_Task details_
Select the lines below containing the word "object".

_Material for this task_
■ ■ ■ ■
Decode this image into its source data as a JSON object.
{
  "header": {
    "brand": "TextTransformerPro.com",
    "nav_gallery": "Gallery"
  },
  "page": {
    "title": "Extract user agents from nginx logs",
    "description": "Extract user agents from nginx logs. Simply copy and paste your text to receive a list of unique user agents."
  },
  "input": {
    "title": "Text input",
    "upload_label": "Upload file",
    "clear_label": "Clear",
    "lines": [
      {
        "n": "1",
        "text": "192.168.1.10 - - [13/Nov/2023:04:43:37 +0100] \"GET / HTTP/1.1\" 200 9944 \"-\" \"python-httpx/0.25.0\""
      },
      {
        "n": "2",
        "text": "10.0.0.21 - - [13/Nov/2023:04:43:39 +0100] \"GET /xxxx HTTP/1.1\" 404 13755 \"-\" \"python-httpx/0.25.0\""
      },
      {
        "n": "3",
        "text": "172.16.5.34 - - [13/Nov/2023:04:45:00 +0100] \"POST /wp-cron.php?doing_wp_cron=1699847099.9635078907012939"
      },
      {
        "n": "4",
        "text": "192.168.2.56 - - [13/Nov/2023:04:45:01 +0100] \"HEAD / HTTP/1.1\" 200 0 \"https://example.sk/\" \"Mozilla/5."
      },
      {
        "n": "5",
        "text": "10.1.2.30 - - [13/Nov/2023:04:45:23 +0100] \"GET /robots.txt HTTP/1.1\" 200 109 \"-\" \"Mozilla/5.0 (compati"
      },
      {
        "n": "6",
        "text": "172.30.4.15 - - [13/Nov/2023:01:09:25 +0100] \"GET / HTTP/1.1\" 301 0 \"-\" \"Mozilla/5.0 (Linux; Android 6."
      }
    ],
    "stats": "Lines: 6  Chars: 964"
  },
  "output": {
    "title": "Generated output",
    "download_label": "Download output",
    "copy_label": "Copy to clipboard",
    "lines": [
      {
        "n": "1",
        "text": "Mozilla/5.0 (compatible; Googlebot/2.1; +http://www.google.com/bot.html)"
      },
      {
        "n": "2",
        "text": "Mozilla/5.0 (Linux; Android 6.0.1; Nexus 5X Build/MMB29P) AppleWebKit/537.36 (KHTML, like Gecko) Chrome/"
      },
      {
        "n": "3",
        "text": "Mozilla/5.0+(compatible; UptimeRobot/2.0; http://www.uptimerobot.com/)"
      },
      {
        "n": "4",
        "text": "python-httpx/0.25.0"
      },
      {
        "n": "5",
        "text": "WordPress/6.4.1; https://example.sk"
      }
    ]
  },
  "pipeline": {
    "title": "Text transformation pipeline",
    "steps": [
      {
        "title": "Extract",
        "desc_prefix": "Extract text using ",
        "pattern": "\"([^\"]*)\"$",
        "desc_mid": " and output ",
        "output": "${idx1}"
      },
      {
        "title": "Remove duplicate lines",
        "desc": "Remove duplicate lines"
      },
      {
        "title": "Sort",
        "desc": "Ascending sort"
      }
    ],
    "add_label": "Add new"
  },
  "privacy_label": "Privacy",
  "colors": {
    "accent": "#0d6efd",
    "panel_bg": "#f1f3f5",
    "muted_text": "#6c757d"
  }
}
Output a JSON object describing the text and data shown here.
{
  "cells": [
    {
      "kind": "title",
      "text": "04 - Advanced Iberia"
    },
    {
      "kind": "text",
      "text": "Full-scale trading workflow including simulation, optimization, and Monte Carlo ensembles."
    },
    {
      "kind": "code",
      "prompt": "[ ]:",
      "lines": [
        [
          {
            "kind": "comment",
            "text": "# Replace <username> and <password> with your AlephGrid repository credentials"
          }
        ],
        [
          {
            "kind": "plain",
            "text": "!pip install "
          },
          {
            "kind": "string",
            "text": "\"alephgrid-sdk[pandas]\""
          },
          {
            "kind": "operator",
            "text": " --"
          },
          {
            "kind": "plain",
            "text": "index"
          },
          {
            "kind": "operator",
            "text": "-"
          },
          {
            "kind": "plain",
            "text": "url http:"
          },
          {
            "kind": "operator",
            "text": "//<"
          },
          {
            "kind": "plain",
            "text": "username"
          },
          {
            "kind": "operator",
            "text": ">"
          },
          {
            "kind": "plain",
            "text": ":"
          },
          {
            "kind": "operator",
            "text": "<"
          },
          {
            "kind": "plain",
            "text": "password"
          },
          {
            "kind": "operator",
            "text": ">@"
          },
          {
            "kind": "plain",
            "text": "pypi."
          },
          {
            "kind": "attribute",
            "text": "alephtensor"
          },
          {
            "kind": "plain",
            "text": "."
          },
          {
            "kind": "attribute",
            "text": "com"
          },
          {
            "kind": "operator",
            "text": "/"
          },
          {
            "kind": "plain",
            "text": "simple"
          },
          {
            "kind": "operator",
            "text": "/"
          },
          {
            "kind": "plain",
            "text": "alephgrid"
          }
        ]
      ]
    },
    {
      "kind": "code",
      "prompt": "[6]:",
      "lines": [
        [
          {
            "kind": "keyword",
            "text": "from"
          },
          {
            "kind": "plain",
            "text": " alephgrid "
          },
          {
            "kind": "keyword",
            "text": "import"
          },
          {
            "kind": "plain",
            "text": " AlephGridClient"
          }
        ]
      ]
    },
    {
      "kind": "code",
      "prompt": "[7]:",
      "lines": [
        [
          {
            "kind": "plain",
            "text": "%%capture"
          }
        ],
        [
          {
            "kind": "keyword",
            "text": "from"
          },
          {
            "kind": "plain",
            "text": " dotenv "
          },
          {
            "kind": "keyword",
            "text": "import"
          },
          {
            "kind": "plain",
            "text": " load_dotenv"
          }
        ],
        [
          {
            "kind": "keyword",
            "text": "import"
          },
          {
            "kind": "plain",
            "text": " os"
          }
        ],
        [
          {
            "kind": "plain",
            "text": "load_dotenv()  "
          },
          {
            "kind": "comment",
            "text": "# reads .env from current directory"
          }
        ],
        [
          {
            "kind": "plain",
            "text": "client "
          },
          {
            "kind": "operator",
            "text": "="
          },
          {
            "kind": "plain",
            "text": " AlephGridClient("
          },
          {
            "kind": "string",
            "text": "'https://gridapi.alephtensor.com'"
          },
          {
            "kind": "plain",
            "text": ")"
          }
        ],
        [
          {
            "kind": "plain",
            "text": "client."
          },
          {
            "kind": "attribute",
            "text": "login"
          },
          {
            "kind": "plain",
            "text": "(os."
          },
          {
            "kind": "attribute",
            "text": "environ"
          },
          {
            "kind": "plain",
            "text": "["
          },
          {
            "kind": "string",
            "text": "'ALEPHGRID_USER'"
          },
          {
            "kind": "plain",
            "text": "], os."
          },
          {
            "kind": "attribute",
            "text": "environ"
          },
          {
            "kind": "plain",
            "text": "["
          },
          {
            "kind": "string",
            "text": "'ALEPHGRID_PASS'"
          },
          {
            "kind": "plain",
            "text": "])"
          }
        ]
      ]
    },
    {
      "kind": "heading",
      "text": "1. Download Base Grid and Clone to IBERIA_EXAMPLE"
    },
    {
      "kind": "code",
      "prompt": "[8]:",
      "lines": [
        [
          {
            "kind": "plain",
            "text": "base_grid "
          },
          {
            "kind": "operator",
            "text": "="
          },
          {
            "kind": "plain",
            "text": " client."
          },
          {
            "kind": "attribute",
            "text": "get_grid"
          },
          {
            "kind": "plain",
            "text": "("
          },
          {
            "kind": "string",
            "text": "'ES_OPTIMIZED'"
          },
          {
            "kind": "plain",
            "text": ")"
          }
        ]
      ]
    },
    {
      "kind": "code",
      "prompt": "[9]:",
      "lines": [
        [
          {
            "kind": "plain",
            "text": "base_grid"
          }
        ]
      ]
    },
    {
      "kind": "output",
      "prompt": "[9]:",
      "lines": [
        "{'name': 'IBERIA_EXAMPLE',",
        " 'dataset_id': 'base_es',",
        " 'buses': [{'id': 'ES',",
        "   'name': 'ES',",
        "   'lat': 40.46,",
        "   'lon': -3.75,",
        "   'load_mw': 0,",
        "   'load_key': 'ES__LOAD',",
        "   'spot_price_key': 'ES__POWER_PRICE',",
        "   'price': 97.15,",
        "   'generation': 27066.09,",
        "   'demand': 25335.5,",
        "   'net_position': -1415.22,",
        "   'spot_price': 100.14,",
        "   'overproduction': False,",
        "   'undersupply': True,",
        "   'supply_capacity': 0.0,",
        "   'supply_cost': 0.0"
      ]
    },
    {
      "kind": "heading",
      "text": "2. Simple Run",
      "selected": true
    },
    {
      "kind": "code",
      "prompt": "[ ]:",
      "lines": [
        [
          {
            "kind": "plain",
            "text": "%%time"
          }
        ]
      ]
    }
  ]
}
■ ■ ■ ■
_Result of this exercise_
Decode this image into its source data as a JSON object.
Output a JSON object describing the text and data shown here.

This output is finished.